* _WHAT IS BEING ASKED_
Can you pull out every line of the entries below and reproduce each one word for word, with nothing changed?

-- begin DATA FOR PROCESSING --

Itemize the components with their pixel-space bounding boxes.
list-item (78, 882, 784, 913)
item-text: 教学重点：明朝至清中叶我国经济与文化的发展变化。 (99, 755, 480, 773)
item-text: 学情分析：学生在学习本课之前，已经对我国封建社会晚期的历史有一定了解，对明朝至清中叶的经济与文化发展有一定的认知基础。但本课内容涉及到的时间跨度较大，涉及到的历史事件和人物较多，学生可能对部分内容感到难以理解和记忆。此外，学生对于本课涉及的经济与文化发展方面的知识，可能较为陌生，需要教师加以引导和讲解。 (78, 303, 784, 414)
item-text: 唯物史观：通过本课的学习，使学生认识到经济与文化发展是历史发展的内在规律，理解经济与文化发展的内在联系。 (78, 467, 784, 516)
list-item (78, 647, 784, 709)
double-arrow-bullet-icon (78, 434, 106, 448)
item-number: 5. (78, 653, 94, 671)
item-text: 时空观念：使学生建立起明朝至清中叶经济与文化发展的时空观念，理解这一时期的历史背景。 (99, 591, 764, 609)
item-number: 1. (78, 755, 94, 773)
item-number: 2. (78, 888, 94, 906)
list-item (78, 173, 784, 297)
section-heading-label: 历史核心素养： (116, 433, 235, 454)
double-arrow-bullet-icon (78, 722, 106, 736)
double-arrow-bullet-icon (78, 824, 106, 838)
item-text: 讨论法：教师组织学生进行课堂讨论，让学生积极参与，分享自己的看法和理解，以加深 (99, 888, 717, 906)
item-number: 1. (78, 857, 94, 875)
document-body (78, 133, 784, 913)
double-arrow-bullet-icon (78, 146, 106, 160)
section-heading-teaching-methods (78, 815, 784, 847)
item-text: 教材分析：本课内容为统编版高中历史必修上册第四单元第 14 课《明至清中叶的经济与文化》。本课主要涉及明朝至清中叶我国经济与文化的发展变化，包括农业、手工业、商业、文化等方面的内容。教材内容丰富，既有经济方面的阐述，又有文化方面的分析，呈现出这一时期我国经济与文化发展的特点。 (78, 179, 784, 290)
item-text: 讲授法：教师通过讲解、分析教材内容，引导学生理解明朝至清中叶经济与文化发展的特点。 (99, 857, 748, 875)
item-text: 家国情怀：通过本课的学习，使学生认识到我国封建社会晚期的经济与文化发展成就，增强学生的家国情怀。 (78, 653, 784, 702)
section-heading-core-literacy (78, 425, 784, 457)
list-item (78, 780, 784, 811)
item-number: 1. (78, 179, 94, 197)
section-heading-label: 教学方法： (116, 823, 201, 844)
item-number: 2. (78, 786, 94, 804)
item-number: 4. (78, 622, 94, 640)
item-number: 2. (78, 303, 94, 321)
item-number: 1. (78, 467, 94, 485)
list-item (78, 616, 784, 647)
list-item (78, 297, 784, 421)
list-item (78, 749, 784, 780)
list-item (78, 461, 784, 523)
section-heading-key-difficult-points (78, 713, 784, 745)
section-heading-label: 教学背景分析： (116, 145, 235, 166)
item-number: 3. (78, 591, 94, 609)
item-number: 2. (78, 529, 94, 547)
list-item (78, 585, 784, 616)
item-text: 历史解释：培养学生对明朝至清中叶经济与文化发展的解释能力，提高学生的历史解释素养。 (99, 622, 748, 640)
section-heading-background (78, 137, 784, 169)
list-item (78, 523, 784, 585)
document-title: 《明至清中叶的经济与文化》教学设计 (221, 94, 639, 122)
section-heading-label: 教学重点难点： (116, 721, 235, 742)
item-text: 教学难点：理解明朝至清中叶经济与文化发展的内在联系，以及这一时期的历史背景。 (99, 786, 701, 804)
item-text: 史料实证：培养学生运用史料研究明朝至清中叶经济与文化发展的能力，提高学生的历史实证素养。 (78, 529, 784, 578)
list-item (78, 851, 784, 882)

-- end DATA FOR PROCESSING --

* _OUTPUT BELOW_
Itemize the components with their pixel-space bounding boxes.
list-item (78, 882, 784, 913)
item-text: 教学重点：明朝至清中叶我国经济与文化的发展变化。 (99, 755, 480, 773)
item-text: 学情分析：学生在学习本课之前，已经对我国封建社会晚期的历史有一定了解，对明朝至清中叶的经济与文化发展有一定的认知基础。但本课内容涉及到的时间跨度较大，涉及到的历史事件和人物较多，学生可能对部分内容感到难以理解和记忆。此外，学生对于本课涉及的经济与文化发展方面的知识，可能较为陌生，需要教师加以引导和讲解。 (78, 303, 784, 414)
item-text: 唯物史观：通过本课的学习，使学生认识到经济与文化发展是历史发展的内在规律，理解经济与文化发展的内在联系。 (78, 467, 784, 516)
list-item (78, 647, 784, 709)
double-arrow-bullet-icon (78, 434, 106, 448)
item-number: 5. (78, 653, 94, 671)
item-text: 时空观念：使学生建立起明朝至清中叶经济与文化发展的时空观念，理解这一时期的历史背景。 (99, 591, 764, 609)
item-number: 1. (78, 755, 94, 773)
item-number: 2. (78, 888, 94, 906)
list-item (78, 173, 784, 297)
section-heading-label: 历史核心素养： (116, 433, 235, 454)
double-arrow-bullet-icon (78, 722, 106, 736)
double-arrow-bullet-icon (78, 824, 106, 838)
item-text: 讨论法：教师组织学生进行课堂讨论，让学生积极参与，分享自己的看法和理解，以加深 (99, 888, 717, 906)
item-number: 1. (78, 857, 94, 875)
document-body (78, 133, 784, 913)
double-arrow-bullet-icon (78, 146, 106, 160)
section-heading-teaching-methods (78, 815, 784, 847)
item-text: 教材分析：本课内容为统编版高中历史必修上册第四单元第 14 课《明至清中叶的经济与文化》。本课主要涉及明朝至清中叶我国经济与文化的发展变化，包括农业、手工业、商业、文化等方面的内容。教材内容丰富，既有经济方面的阐述，又有文化方面的分析，呈现出这一时期我国经济与文化发展的特点。 (78, 179, 784, 290)
item-text: 讲授法：教师通过讲解、分析教材内容，引导学生理解明朝至清中叶经济与文化发展的特点。 (99, 857, 748, 875)
item-text: 家国情怀：通过本课的学习，使学生认识到我国封建社会晚期的经济与文化发展成就，增强学生的家国情怀。 (78, 653, 784, 702)
section-heading-core-literacy (78, 425, 784, 457)
list-item (78, 780, 784, 811)
item-number: 1. (78, 179, 94, 197)
section-heading-label: 教学方法： (116, 823, 201, 844)
item-number: 2. (78, 786, 94, 804)
item-number: 4. (78, 622, 94, 640)
item-number: 2. (78, 303, 94, 321)
item-number: 1. (78, 467, 94, 485)
list-item (78, 616, 784, 647)
list-item (78, 297, 784, 421)
list-item (78, 749, 784, 780)
list-item (78, 461, 784, 523)
section-heading-key-difficult-points (78, 713, 784, 745)
section-heading-label: 教学背景分析： (116, 145, 235, 166)
item-number: 3. (78, 591, 94, 609)
item-number: 2. (78, 529, 94, 547)
list-item (78, 585, 784, 616)
item-text: 历史解释：培养学生对明朝至清中叶经济与文化发展的解释能力，提高学生的历史解释素养。 (99, 622, 748, 640)
section-heading-background (78, 137, 784, 169)
list-item (78, 523, 784, 585)
document-title: 《明至清中叶的经济与文化》教学设计 (221, 94, 639, 122)
section-heading-label: 教学重点难点： (116, 721, 235, 742)
item-text: 教学难点：理解明朝至清中叶经济与文化发展的内在联系，以及这一时期的历史背景。 (99, 786, 701, 804)
item-text: 史料实证：培养学生运用史料研究明朝至清中叶经济与文化发展的能力，提高学生的历史实证素养。 (78, 529, 784, 578)
list-item (78, 851, 784, 882)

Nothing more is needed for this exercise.